Dataset records
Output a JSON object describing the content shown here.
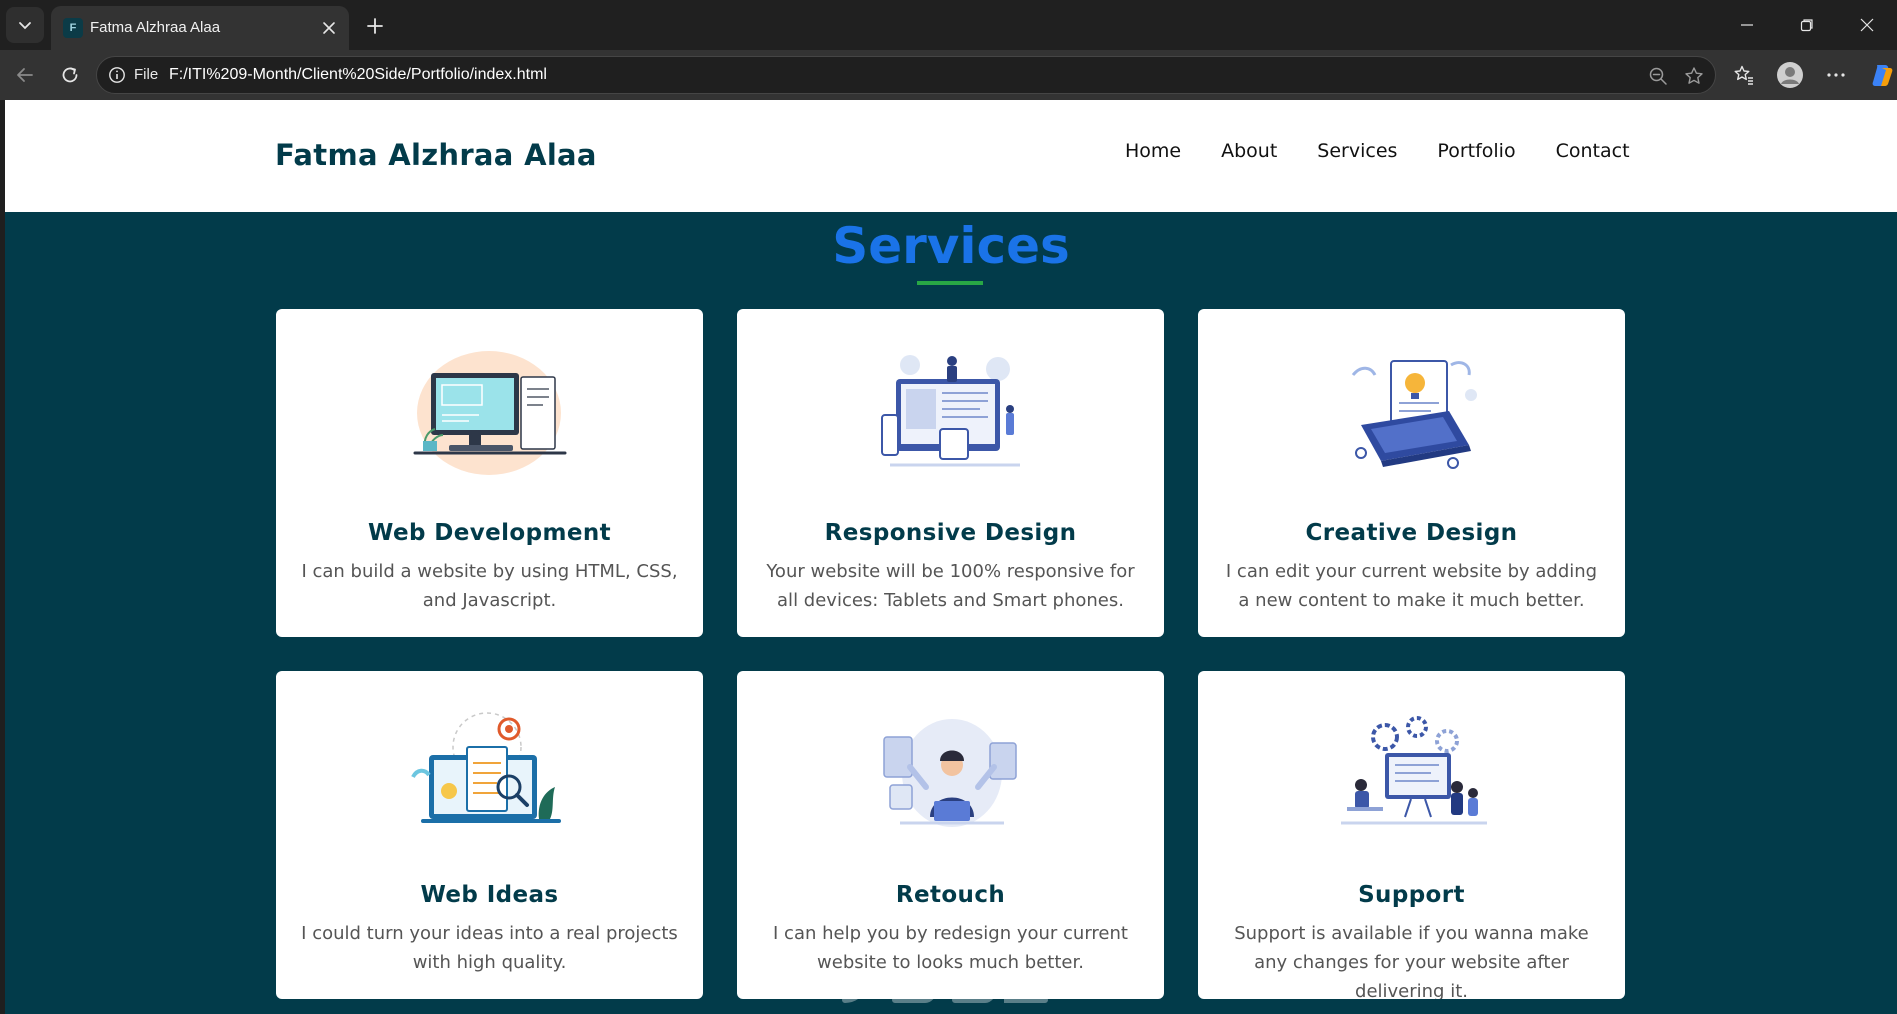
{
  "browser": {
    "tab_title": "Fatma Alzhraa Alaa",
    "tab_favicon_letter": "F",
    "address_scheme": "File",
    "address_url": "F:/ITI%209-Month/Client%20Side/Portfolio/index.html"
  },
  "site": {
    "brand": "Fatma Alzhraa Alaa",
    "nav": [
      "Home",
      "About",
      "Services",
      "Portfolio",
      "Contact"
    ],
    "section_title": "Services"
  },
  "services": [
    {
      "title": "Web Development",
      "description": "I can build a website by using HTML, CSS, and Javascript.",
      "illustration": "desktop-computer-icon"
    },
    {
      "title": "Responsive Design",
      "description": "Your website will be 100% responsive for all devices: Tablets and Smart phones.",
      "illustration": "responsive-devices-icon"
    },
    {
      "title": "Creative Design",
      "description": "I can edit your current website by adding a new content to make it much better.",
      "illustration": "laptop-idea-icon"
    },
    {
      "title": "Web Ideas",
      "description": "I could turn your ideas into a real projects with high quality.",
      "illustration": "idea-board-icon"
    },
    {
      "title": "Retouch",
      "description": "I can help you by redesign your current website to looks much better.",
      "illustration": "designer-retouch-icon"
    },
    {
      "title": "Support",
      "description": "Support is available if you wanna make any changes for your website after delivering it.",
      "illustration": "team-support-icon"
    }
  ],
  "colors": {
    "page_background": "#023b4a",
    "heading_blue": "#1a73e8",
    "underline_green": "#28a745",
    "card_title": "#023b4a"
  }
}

(AIM OF THE TASK) Count all lines of the data that include "Portfolio". The answer is the number alone.

(PROBLEM SOLUTION) 2